Figure record listings:

══════

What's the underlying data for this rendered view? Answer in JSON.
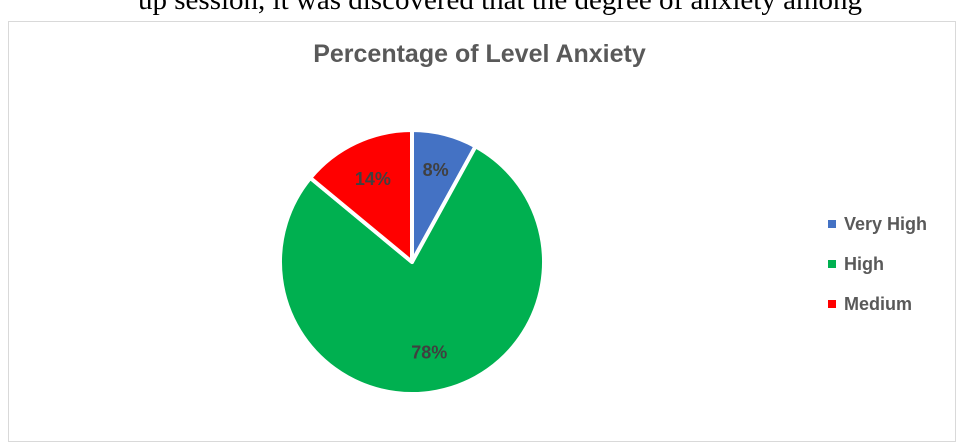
{
  "header_text": "up session, it was discovered that the degree of anxiety among",
  "chart_data": {
    "type": "pie",
    "title": "Percentage of Level Anxiety",
    "slices": [
      {
        "name": "Very High",
        "value": 8,
        "label": "8%",
        "color": "#4472c4"
      },
      {
        "name": "High",
        "value": 78,
        "label": "78%",
        "color": "#00b050"
      },
      {
        "name": "Medium",
        "value": 14,
        "label": "14%",
        "color": "#ff0000"
      }
    ],
    "legend_position": "right"
  }
}
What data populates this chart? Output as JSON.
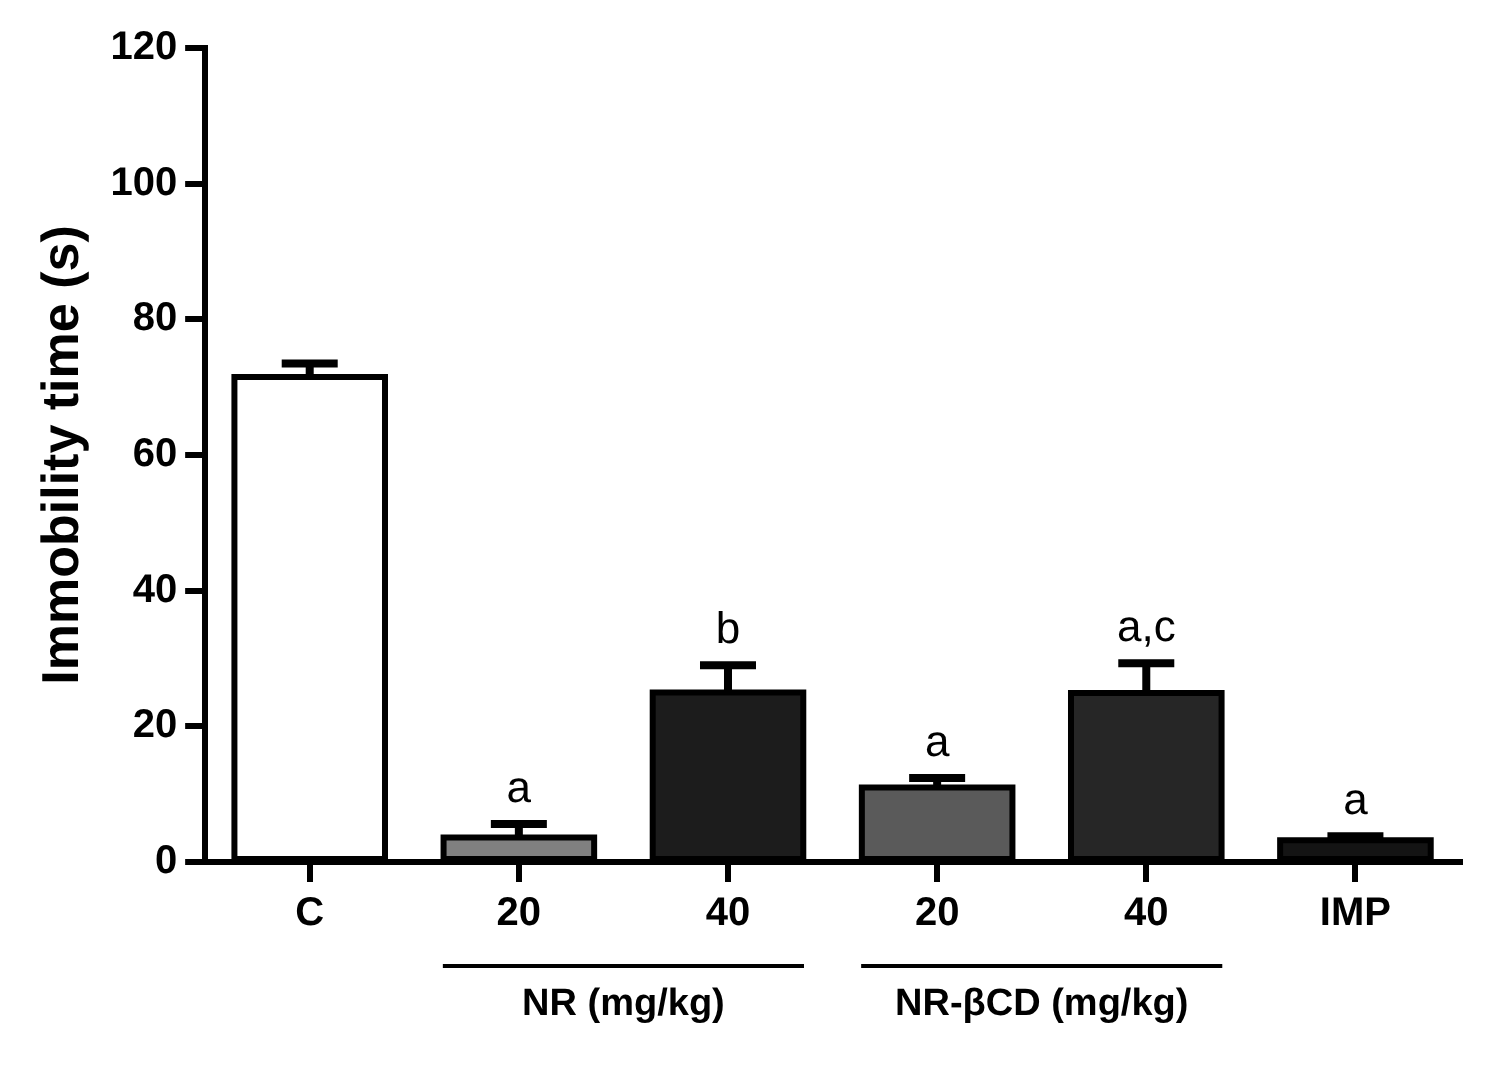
{
  "chart_data": {
    "type": "bar",
    "ylabel": "Immobility time (s)",
    "categories": [
      "C",
      "20",
      "40",
      "20",
      "40",
      "IMP"
    ],
    "values": [
      71.5,
      3.6,
      25,
      11,
      24.9,
      3.2
    ],
    "errors": [
      2,
      2,
      4,
      1.4,
      4.4,
      0.6
    ],
    "colors": [
      "#ffffff",
      "#808080",
      "#1c1c1c",
      "#5a5a5a",
      "#262626",
      "#141414"
    ],
    "value_labels": [
      null,
      "a",
      "b",
      "a",
      "a,c",
      "a"
    ],
    "annotations": [
      "NR (mg/kg)",
      "NR-βCD (mg/kg)"
    ],
    "ylim": [
      0,
      120
    ],
    "yticks": [
      0,
      20,
      40,
      60,
      80,
      100,
      120
    ],
    "grid": false,
    "legend": false
  }
}
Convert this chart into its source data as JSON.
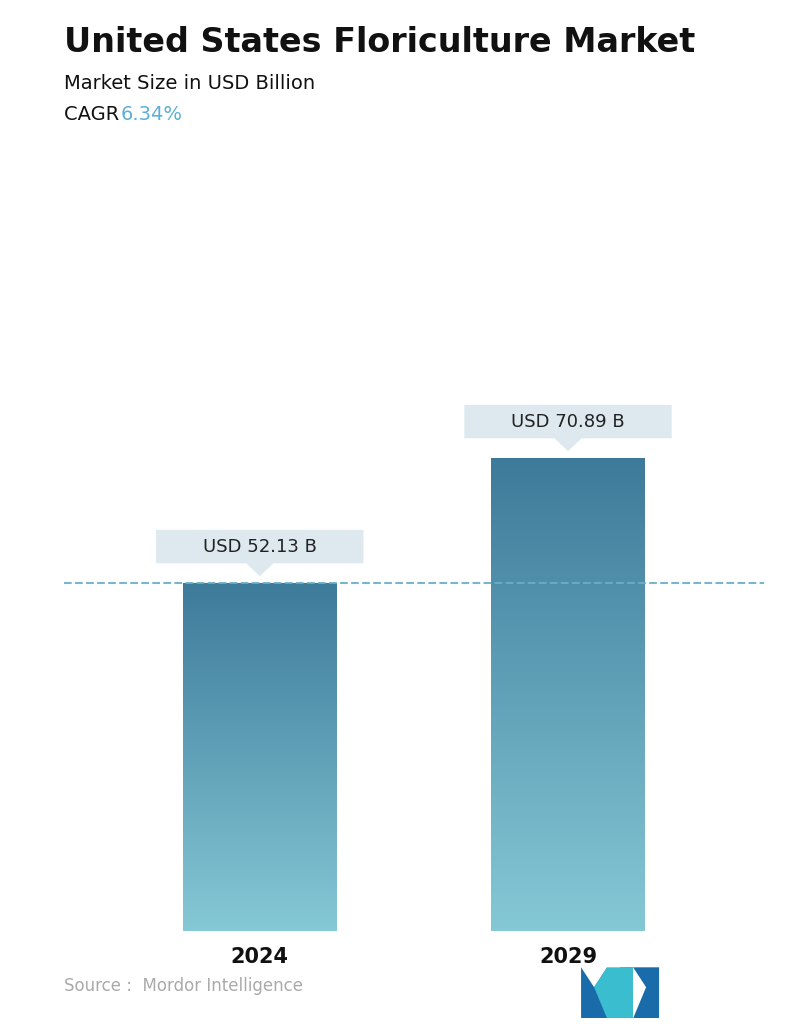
{
  "title": "United States Floriculture Market",
  "subtitle": "Market Size in USD Billion",
  "cagr_label": "CAGR  ",
  "cagr_value": "6.34%",
  "cagr_color": "#5BAFD6",
  "categories": [
    "2024",
    "2029"
  ],
  "values": [
    52.13,
    70.89
  ],
  "labels": [
    "USD 52.13 B",
    "USD 70.89 B"
  ],
  "bar_color_top": "#3D7A9A",
  "bar_color_bottom": "#85C8D5",
  "dashed_line_color": "#6AAEC8",
  "dashed_line_value": 52.13,
  "callout_bg": "#DDE9EF",
  "source_text": "Source :  Mordor Intelligence",
  "source_color": "#aaaaaa",
  "background_color": "#ffffff",
  "title_fontsize": 24,
  "subtitle_fontsize": 14,
  "cagr_fontsize": 14,
  "label_fontsize": 13,
  "tick_fontsize": 15,
  "source_fontsize": 12,
  "ylim": [
    0,
    90
  ],
  "bar_width": 0.22,
  "x_positions": [
    0.28,
    0.72
  ]
}
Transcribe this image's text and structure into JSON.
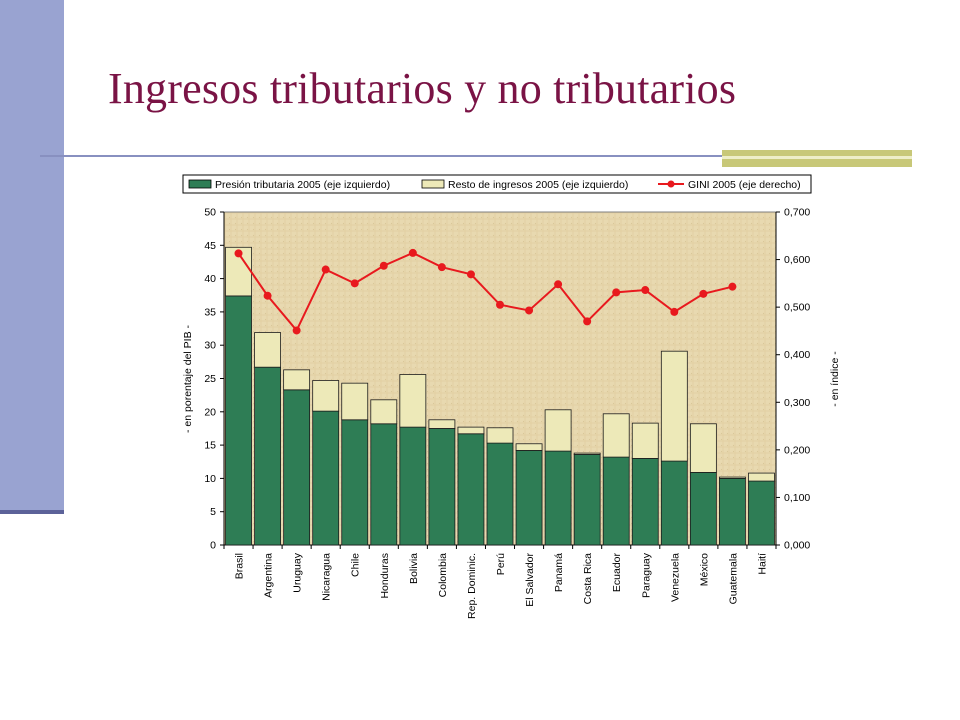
{
  "slide": {
    "title": "Ingresos tributarios y no tributarios",
    "colors": {
      "title": "#7a1345",
      "sidebar": "#99a3d1",
      "accent": "#c8c878"
    }
  },
  "chart_data": {
    "type": "bar",
    "stacked": true,
    "categories": [
      "Brasil",
      "Argentina",
      "Uruguay",
      "Nicaragua",
      "Chile",
      "Honduras",
      "Bolivia",
      "Colombia",
      "Rep. Dominic.",
      "Perú",
      "El Salvador",
      "Panamá",
      "Costa Rica",
      "Ecuador",
      "Paraguay",
      "Venezuela",
      "México",
      "Guatemala",
      "Haití"
    ],
    "series": [
      {
        "name": "Presión tributaria 2005 (eje izquierdo)",
        "kind": "bar",
        "axis": "left",
        "color": "#2e7d55",
        "values": [
          37.4,
          26.7,
          23.3,
          20.1,
          18.8,
          18.2,
          17.7,
          17.5,
          16.7,
          15.3,
          14.2,
          14.1,
          13.6,
          13.2,
          13.0,
          12.6,
          10.9,
          10.0,
          9.6
        ]
      },
      {
        "name": "Resto de ingresos 2005 (eje izquierdo)",
        "kind": "bar",
        "axis": "left",
        "color": "#ede9b8",
        "values": [
          7.3,
          5.2,
          3.0,
          4.6,
          5.5,
          3.6,
          7.9,
          1.3,
          1.0,
          2.3,
          1.0,
          6.2,
          0.2,
          6.5,
          5.3,
          16.5,
          7.3,
          0.2,
          1.2
        ]
      },
      {
        "name": "GINI 2005 (eje derecho)",
        "kind": "line",
        "axis": "right",
        "color": "#e8191e",
        "values": [
          0.613,
          0.524,
          0.451,
          0.579,
          0.55,
          0.587,
          0.614,
          0.584,
          0.569,
          0.505,
          0.493,
          0.548,
          0.47,
          0.531,
          0.536,
          0.49,
          0.528,
          0.543,
          null
        ]
      }
    ],
    "y_left": {
      "label": "- en porentaje del PIB -",
      "ylim": [
        0,
        50
      ],
      "ticks": [
        "0",
        "5",
        "10",
        "15",
        "20",
        "25",
        "30",
        "35",
        "40",
        "45",
        "50"
      ]
    },
    "y_right": {
      "label": "- en índice -",
      "ylim": [
        0,
        0.7
      ],
      "ticks": [
        "0,000",
        "0,100",
        "0,200",
        "0,300",
        "0,400",
        "0,500",
        "0,600",
        "0,700"
      ]
    },
    "legend_position": "top",
    "grid": false,
    "plot_background": "#e8d9b0"
  }
}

══════

Quote the entries above word for word. Leave the images out.

-- Response for this exercise --
What's the underlying data for this rendered view? Answer in JSON.
{
  "header_text": "up session, it was discovered that the degree of anxiety among",
  "chart_data": {
    "type": "pie",
    "title": "Percentage of Level Anxiety",
    "slices": [
      {
        "name": "Very High",
        "value": 8,
        "label": "8%",
        "color": "#4472c4"
      },
      {
        "name": "High",
        "value": 78,
        "label": "78%",
        "color": "#00b050"
      },
      {
        "name": "Medium",
        "value": 14,
        "label": "14%",
        "color": "#ff0000"
      }
    ],
    "legend_position": "right"
  }
}
What data populates this chart? Output as JSON.
{
  "chart_data": {
    "type": "bar",
    "ylabel": "Immobility time (s)",
    "categories": [
      "C",
      "20",
      "40",
      "20",
      "40",
      "IMP"
    ],
    "values": [
      71.5,
      3.6,
      25,
      11,
      24.9,
      3.2
    ],
    "errors": [
      2,
      2,
      4,
      1.4,
      4.4,
      0.6
    ],
    "colors": [
      "#ffffff",
      "#808080",
      "#1c1c1c",
      "#5a5a5a",
      "#262626",
      "#141414"
    ],
    "value_labels": [
      null,
      "a",
      "b",
      "a",
      "a,c",
      "a"
    ],
    "annotations": [
      "NR (mg/kg)",
      "NR-βCD (mg/kg)"
    ],
    "ylim": [
      0,
      120
    ],
    "yticks": [
      0,
      20,
      40,
      60,
      80,
      100,
      120
    ],
    "grid": false,
    "legend": false
  }
}
Convert this chart into its source data as JSON.
{
  "title": "United States Floriculture Market",
  "subtitle": "Market Size in USD Billion",
  "cagr_label": "CAGR  ",
  "cagr_value": "6.34%",
  "cagr_color": "#5BAFD6",
  "categories": [
    "2024",
    "2029"
  ],
  "values": [
    52.13,
    70.89
  ],
  "labels": [
    "USD 52.13 B",
    "USD 70.89 B"
  ],
  "bar_color_top": "#3D7A9A",
  "bar_color_bottom": "#85C8D5",
  "dashed_line_color": "#6AAEC8",
  "dashed_line_value": 52.13,
  "callout_bg": "#DDE9EF",
  "source_text": "Source :  Mordor Intelligence",
  "source_color": "#aaaaaa",
  "background_color": "#ffffff",
  "title_fontsize": 24,
  "subtitle_fontsize": 14,
  "cagr_fontsize": 14,
  "label_fontsize": 13,
  "tick_fontsize": 15,
  "source_fontsize": 12,
  "ylim": [
    0,
    90
  ],
  "bar_width": 0.22,
  "x_positions": [
    0.28,
    0.72
  ]
}
Transcribe this image's text and structure into JSON.
{
  "slide": {
    "title": "Ingresos tributarios y no tributarios",
    "colors": {
      "title": "#7a1345",
      "sidebar": "#99a3d1",
      "accent": "#c8c878"
    }
  },
  "chart_data": {
    "type": "bar",
    "stacked": true,
    "categories": [
      "Brasil",
      "Argentina",
      "Uruguay",
      "Nicaragua",
      "Chile",
      "Honduras",
      "Bolivia",
      "Colombia",
      "Rep. Dominic.",
      "Perú",
      "El Salvador",
      "Panamá",
      "Costa Rica",
      "Ecuador",
      "Paraguay",
      "Venezuela",
      "México",
      "Guatemala",
      "Haití"
    ],
    "series": [
      {
        "name": "Presión tributaria 2005 (eje izquierdo)",
        "kind": "bar",
        "axis": "left",
        "color": "#2e7d55",
        "values": [
          37.4,
          26.7,
          23.3,
          20.1,
          18.8,
          18.2,
          17.7,
          17.5,
          16.7,
          15.3,
          14.2,
          14.1,
          13.6,
          13.2,
          13.0,
          12.6,
          10.9,
          10.0,
          9.6
        ]
      },
      {
        "name": "Resto de ingresos 2005 (eje izquierdo)",
        "kind": "bar",
        "axis": "left",
        "color": "#ede9b8",
        "values": [
          7.3,
          5.2,
          3.0,
          4.6,
          5.5,
          3.6,
          7.9,
          1.3,
          1.0,
          2.3,
          1.0,
          6.2,
          0.2,
          6.5,
          5.3,
          16.5,
          7.3,
          0.2,
          1.2
        ]
      },
      {
        "name": "GINI 2005 (eje derecho)",
        "kind": "line",
        "axis": "right",
        "color": "#e8191e",
        "values": [
          0.613,
          0.524,
          0.451,
          0.579,
          0.55,
          0.587,
          0.614,
          0.584,
          0.569,
          0.505,
          0.493,
          0.548,
          0.47,
          0.531,
          0.536,
          0.49,
          0.528,
          0.543,
          null
        ]
      }
    ],
    "y_left": {
      "label": "- en porentaje del PIB -",
      "ylim": [
        0,
        50
      ],
      "ticks": [
        "0",
        "5",
        "10",
        "15",
        "20",
        "25",
        "30",
        "35",
        "40",
        "45",
        "50"
      ]
    },
    "y_right": {
      "label": "- en índice -",
      "ylim": [
        0,
        0.7
      ],
      "ticks": [
        "0,000",
        "0,100",
        "0,200",
        "0,300",
        "0,400",
        "0,500",
        "0,600",
        "0,700"
      ]
    },
    "legend_position": "top",
    "grid": false,
    "plot_background": "#e8d9b0"
  }
}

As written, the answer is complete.